**Requirement**
For the data below, work out how many lines contain the word "normal" and supply only that number.

**A run of records**
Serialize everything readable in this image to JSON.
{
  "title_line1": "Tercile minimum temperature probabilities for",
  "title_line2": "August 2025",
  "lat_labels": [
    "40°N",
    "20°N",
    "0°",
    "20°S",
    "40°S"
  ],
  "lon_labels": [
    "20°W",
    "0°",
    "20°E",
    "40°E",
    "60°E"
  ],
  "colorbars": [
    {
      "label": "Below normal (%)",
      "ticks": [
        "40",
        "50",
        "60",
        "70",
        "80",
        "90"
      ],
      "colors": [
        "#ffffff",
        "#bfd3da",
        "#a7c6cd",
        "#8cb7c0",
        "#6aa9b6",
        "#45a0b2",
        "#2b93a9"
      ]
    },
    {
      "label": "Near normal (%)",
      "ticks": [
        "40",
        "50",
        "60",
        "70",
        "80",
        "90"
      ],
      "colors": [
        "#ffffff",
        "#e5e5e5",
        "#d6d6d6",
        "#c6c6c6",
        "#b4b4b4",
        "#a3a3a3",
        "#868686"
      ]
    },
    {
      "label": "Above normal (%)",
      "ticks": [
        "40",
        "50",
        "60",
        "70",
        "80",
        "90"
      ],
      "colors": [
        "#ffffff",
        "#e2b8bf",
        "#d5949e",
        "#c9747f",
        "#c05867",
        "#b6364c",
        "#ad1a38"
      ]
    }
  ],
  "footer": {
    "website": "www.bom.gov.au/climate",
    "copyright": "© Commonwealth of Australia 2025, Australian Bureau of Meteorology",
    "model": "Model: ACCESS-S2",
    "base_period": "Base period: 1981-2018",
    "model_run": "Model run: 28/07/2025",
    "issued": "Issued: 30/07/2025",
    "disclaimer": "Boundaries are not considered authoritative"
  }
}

**The output**
3